+++ The data +++

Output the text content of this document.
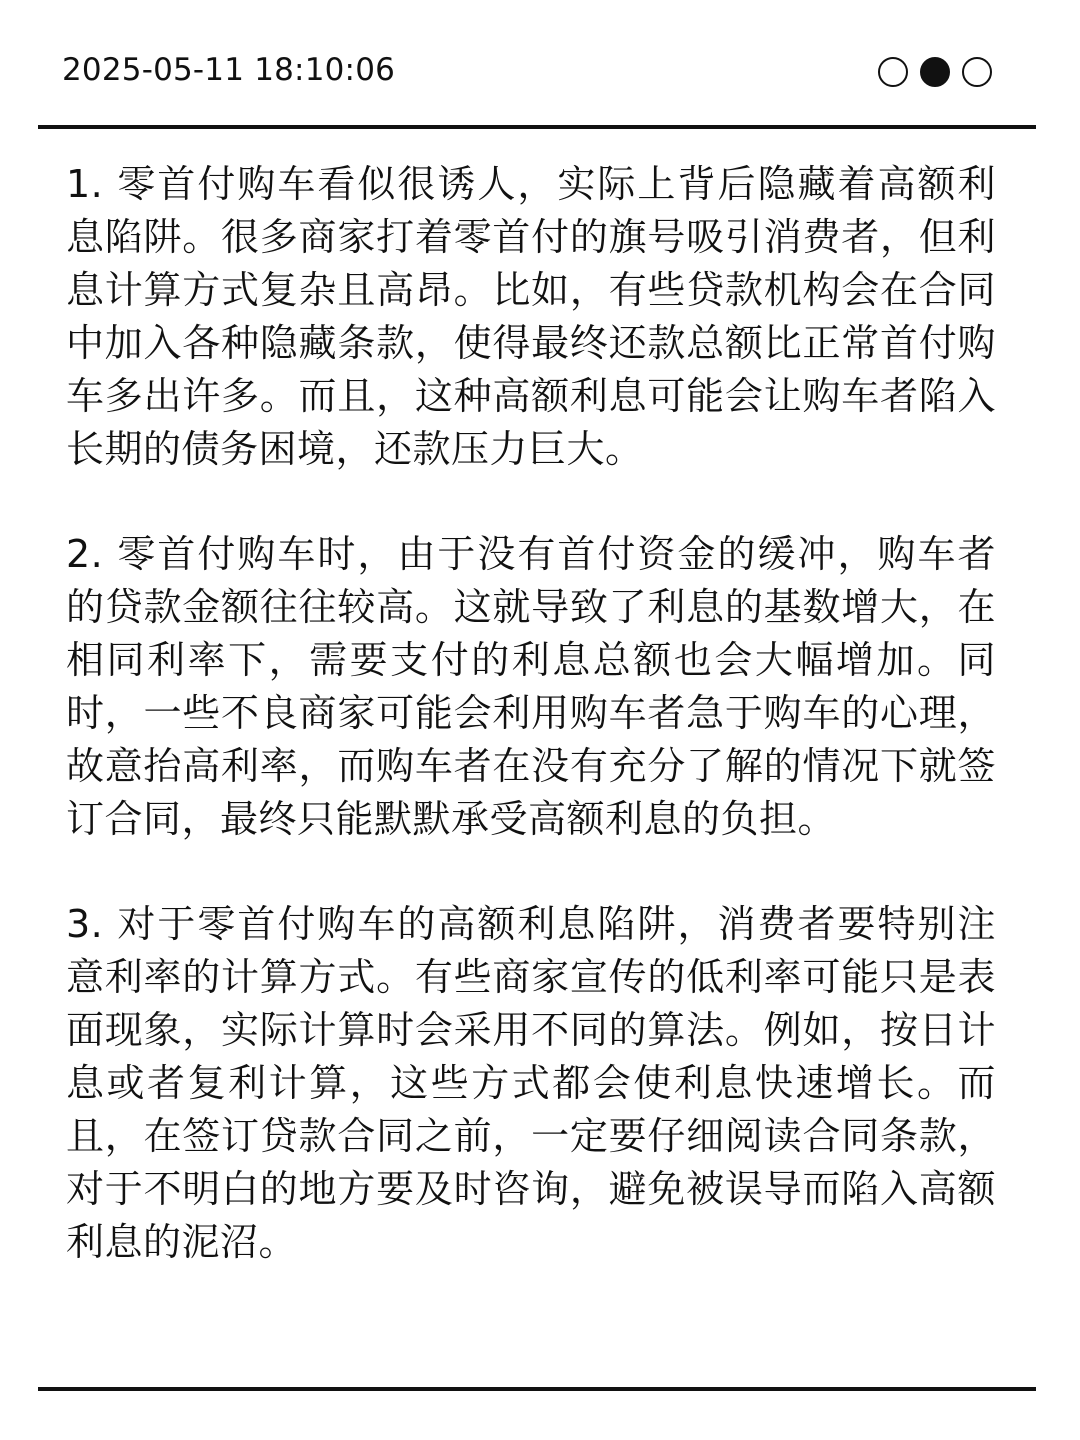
2025-05-11 18:10:06

1. 零首付购车看似很诱人，实际上背后隐藏着高额利息陷阱。很多商家打着零首付的旗号吸引消费者，但利息计算方式复杂且高昂。比如，有些贷款机构会在合同中加入各种隐藏条款，使得最终还款总额比正常首付购车多出许多。而且，这种高额利息可能会让购车者陷入长期的债务困境，还款压力巨大。

2. 零首付购车时，由于没有首付资金的缓冲，购车者的贷款金额往往较高。这就导致了利息的基数增大，在相同利率下，需要支付的利息总额也会大幅增加。同时，一些不良商家可能会利用购车者急于购车的心理，故意抬高利率，而购车者在没有充分了解的情况下就签订合同，最终只能默默承受高额利息的负担。

3. 对于零首付购车的高额利息陷阱，消费者要特别注意利率的计算方式。有些商家宣传的低利率可能只是表面现象，实际计算时会采用不同的算法。例如，按日计息或者复利计算，这些方式都会使利息快速增长。而且，在签订贷款合同之前，一定要仔细阅读合同条款，对于不明白的地方要及时咨询，避免被误导而陷入高额利息的泥沼。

+++

▶ What is needed: In your copy of the records, include no pictures; repeat everything else exactly.

▶ Result:
Output the text content of this document.
2025-05-11 18:10:06

1. 零首付购车看似很诱人，实际上背后隐藏着高额利息陷阱。很多商家打着零首付的旗号吸引消费者，但利息计算方式复杂且高昂。比如，有些贷款机构会在合同中加入各种隐藏条款，使得最终还款总额比正常首付购车多出许多。而且，这种高额利息可能会让购车者陷入长期的债务困境，还款压力巨大。

2. 零首付购车时，由于没有首付资金的缓冲，购车者的贷款金额往往较高。这就导致了利息的基数增大，在相同利率下，需要支付的利息总额也会大幅增加。同时，一些不良商家可能会利用购车者急于购车的心理，故意抬高利率，而购车者在没有充分了解的情况下就签订合同，最终只能默默承受高额利息的负担。

3. 对于零首付购车的高额利息陷阱，消费者要特别注意利率的计算方式。有些商家宣传的低利率可能只是表面现象，实际计算时会采用不同的算法。例如，按日计息或者复利计算，这些方式都会使利息快速增长。而且，在签订贷款合同之前，一定要仔细阅读合同条款，对于不明白的地方要及时咨询，避免被误导而陷入高额利息的泥沼。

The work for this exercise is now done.